*Task to complete*
Count every line below that contains "color", then state the total with no other output.

*Exercise input*

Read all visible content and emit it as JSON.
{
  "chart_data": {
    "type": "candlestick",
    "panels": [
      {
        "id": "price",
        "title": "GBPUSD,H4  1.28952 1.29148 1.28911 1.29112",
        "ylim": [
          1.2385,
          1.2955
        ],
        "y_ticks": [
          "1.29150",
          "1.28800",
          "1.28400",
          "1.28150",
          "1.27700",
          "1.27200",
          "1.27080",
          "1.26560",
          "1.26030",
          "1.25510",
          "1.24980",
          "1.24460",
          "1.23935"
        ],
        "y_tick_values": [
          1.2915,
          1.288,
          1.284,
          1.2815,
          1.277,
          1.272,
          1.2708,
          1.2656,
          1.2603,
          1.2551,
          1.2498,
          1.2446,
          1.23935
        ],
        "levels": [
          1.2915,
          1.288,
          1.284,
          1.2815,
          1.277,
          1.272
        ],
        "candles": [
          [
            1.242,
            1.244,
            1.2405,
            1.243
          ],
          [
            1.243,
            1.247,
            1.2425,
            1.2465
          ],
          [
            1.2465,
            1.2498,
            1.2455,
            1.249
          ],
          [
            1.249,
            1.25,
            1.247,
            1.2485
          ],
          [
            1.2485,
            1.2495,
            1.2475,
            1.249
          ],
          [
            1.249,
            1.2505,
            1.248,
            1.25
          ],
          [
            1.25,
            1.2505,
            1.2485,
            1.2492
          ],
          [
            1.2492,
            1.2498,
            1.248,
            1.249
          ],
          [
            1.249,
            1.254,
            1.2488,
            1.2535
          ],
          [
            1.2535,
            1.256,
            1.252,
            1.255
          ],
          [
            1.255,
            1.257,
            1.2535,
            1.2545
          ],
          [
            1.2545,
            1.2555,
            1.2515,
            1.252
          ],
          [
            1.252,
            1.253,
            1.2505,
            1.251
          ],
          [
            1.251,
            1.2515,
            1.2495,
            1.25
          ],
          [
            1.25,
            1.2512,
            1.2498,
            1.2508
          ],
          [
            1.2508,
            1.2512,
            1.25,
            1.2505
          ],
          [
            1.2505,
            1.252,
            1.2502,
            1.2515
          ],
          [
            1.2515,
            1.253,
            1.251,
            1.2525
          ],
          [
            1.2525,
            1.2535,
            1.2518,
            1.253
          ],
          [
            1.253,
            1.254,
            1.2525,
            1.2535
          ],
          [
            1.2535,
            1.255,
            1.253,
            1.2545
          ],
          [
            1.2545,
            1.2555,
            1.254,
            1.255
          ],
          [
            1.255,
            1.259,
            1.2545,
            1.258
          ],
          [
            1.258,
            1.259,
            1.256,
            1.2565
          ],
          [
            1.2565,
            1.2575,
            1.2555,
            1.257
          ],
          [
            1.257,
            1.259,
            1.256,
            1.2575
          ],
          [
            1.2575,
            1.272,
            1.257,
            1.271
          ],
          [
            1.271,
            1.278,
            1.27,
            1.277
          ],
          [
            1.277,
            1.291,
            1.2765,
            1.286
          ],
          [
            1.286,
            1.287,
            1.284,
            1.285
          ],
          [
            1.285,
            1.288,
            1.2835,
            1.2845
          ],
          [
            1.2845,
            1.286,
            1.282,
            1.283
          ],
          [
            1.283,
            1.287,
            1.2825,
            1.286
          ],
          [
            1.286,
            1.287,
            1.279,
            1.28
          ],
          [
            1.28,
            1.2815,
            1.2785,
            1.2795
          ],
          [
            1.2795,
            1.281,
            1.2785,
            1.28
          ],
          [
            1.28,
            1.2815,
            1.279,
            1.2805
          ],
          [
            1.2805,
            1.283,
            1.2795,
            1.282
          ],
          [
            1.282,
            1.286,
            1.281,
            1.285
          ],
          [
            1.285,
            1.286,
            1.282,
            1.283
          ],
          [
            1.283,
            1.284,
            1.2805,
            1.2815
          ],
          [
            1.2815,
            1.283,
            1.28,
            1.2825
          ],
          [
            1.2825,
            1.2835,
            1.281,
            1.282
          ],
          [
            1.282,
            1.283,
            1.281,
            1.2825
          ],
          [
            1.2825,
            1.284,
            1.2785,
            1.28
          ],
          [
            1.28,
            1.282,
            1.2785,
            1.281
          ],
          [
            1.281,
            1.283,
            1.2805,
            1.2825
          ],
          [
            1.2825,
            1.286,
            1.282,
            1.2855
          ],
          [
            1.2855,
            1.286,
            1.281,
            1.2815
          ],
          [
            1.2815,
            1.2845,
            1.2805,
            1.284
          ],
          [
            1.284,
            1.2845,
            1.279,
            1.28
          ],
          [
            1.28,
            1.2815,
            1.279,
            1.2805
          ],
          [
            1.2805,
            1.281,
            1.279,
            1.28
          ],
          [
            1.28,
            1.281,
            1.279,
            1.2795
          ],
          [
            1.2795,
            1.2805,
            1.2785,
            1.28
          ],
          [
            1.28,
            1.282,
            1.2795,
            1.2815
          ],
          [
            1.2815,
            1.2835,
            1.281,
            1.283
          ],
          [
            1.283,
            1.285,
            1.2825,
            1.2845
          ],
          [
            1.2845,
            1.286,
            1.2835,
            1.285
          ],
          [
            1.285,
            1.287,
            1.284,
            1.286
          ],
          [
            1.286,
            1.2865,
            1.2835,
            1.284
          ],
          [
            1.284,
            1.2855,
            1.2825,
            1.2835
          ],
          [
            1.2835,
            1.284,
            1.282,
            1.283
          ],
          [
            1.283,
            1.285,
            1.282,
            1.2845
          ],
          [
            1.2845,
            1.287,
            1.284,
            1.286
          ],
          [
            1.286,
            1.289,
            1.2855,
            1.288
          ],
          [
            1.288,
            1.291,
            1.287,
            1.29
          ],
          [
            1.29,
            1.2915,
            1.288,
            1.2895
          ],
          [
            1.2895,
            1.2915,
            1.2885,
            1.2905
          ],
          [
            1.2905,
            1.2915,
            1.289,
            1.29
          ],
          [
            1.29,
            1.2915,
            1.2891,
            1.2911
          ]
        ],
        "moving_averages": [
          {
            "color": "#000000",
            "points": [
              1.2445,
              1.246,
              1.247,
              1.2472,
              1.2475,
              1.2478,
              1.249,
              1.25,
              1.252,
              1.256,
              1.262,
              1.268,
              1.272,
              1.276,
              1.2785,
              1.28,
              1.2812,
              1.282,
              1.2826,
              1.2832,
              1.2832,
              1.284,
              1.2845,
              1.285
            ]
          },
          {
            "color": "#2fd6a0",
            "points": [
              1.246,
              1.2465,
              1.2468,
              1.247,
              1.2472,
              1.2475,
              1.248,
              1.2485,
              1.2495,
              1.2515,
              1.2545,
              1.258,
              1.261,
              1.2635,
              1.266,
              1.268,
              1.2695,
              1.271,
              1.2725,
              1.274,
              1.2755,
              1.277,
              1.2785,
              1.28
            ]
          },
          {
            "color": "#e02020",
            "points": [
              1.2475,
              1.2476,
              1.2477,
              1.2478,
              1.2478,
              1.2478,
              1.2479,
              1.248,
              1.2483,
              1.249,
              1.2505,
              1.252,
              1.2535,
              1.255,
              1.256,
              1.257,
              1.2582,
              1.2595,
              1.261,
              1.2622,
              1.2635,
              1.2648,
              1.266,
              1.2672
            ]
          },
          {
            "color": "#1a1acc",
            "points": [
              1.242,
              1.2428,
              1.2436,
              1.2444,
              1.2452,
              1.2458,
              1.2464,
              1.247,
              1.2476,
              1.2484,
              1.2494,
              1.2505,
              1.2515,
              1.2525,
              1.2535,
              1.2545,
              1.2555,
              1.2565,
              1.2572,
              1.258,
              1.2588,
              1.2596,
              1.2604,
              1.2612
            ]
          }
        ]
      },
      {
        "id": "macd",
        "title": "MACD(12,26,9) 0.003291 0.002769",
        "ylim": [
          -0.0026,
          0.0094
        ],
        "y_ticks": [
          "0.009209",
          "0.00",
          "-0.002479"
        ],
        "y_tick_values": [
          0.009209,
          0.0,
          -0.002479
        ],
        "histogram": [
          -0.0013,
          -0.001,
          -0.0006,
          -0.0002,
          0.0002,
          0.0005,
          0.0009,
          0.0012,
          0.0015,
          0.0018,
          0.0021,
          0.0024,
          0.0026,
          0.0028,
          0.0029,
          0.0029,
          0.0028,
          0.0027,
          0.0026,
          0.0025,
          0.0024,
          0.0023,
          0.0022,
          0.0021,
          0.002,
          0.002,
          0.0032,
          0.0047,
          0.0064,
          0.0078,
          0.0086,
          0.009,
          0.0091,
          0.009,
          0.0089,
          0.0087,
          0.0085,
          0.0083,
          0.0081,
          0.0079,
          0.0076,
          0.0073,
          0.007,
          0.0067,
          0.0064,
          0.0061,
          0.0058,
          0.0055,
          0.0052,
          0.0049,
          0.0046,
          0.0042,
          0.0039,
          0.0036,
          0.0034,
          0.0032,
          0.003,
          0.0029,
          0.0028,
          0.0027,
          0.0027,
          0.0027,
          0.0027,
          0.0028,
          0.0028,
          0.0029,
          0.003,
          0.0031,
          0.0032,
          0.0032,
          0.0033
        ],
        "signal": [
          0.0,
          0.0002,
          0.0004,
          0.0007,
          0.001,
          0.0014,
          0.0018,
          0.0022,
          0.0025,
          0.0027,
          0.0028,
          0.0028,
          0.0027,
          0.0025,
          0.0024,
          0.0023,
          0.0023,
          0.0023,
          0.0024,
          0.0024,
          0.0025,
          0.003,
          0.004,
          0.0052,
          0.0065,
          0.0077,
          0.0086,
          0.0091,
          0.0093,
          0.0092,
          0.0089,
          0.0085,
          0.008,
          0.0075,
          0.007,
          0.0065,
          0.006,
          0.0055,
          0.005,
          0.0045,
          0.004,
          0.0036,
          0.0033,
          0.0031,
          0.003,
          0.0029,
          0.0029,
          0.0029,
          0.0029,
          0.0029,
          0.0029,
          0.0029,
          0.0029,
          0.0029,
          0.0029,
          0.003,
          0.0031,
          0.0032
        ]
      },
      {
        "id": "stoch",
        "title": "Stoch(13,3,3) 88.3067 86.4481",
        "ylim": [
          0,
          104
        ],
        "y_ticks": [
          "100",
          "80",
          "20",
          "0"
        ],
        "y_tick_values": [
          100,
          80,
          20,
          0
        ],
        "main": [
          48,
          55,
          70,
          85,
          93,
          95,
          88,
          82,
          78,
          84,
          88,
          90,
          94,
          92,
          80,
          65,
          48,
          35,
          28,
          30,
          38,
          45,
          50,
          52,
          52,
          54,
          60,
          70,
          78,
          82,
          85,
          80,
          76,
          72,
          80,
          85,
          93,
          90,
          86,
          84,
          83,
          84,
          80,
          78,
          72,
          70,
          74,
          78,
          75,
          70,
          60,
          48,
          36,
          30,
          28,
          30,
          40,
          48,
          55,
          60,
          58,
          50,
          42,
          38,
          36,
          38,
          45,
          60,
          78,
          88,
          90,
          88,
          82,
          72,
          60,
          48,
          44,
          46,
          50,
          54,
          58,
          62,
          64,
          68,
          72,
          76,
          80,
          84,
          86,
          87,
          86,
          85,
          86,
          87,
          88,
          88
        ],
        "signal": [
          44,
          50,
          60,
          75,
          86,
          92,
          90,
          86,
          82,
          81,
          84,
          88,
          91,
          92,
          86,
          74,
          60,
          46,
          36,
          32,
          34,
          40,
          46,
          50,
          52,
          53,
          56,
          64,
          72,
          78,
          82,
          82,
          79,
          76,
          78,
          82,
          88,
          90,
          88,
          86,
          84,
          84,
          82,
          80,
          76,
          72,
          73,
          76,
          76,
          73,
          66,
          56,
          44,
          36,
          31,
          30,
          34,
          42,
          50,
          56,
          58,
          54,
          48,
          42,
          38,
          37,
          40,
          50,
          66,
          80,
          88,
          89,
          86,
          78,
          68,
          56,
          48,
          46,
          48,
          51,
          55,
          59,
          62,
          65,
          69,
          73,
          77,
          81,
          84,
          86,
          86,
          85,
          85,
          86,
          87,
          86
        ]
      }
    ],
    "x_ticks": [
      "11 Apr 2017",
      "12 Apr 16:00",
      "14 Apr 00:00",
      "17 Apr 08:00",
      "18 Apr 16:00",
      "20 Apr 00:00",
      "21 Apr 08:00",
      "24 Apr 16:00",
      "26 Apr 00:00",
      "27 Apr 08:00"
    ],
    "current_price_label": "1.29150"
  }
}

*Written reply*
4